→ Short problem
Write out each line beneath this one exactly as it reads.
───── Given data ─────
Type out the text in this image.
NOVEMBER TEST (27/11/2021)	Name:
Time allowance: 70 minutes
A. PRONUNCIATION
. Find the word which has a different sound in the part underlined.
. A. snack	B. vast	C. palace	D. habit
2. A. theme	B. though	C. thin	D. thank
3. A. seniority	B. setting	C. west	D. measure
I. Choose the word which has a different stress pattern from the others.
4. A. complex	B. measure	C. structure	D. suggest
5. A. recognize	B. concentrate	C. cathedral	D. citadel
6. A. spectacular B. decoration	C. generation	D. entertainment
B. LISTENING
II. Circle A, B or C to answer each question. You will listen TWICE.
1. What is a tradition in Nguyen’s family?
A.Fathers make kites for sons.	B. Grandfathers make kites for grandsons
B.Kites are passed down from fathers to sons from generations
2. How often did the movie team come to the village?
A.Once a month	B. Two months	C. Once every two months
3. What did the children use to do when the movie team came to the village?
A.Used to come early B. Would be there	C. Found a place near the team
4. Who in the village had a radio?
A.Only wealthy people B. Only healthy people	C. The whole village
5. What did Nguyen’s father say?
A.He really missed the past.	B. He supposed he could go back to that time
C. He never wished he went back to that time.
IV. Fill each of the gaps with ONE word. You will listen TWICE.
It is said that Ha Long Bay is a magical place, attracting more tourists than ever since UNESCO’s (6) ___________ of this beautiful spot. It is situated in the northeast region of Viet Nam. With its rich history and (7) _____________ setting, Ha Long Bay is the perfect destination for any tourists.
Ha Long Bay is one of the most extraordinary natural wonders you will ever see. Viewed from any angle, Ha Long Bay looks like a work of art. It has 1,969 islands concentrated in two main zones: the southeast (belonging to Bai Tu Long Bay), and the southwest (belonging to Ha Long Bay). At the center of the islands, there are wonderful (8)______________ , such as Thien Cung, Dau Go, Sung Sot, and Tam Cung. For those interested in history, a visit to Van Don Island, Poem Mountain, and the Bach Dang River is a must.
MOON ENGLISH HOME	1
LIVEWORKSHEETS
─────
→ Exercise answer
Type out the text in this image.
NOVEMBER TEST (27/11/2021)	Name:
Time allowance: 70 minutes
A. PRONUNCIATION
. Find the word which has a different sound in the part underlined.
. A. snack	B. vast	C. palace	D. habit
2. A. theme	B. though	C. thin	D. thank
3. A. seniority	B. setting	C. west	D. measure
I. Choose the word which has a different stress pattern from the others.
4. A. complex	B. measure	C. structure	D. suggest
5. A. recognize	B. concentrate	C. cathedral	D. citadel
6. A. spectacular B. decoration	C. generation	D. entertainment
B. LISTENING
II. Circle A, B or C to answer each question. You will listen TWICE.
1. What is a tradition in Nguyen’s family?
A.Fathers make kites for sons.	B. Grandfathers make kites for grandsons
B.Kites are passed down from fathers to sons from generations
2. How often did the movie team come to the village?
A.Once a month	B. Two months	C. Once every two months
3. What did the children use to do when the movie team came to the village?
A.Used to come early B. Would be there	C. Found a place near the team
4. Who in the village had a radio?
A.Only wealthy people B. Only healthy people	C. The whole village
5. What did Nguyen’s father say?
A.He really missed the past.	B. He supposed he could go back to that time
C. He never wished he went back to that time.
IV. Fill each of the gaps with ONE word. You will listen TWICE.
It is said that Ha Long Bay is a magical place, attracting more tourists than ever since UNESCO’s (6) ___________ of this beautiful spot. It is situated in the northeast region of Viet Nam. With its rich history and (7) _____________ setting, Ha Long Bay is the perfect destination for any tourists.
Ha Long Bay is one of the most extraordinary natural wonders you will ever see. Viewed from any angle, Ha Long Bay looks like a work of art. It has 1,969 islands concentrated in two main zones: the southeast (belonging to Bai Tu Long Bay), and the southwest (belonging to Ha Long Bay). At the center of the islands, there are wonderful (8)______________ , such as Thien Cung, Dau Go, Sung Sot, and Tam Cung. For those interested in history, a visit to Van Don Island, Poem Mountain, and the Bach Dang River is a must.
MOON ENGLISH HOME	1
LIVEWORKSHEETS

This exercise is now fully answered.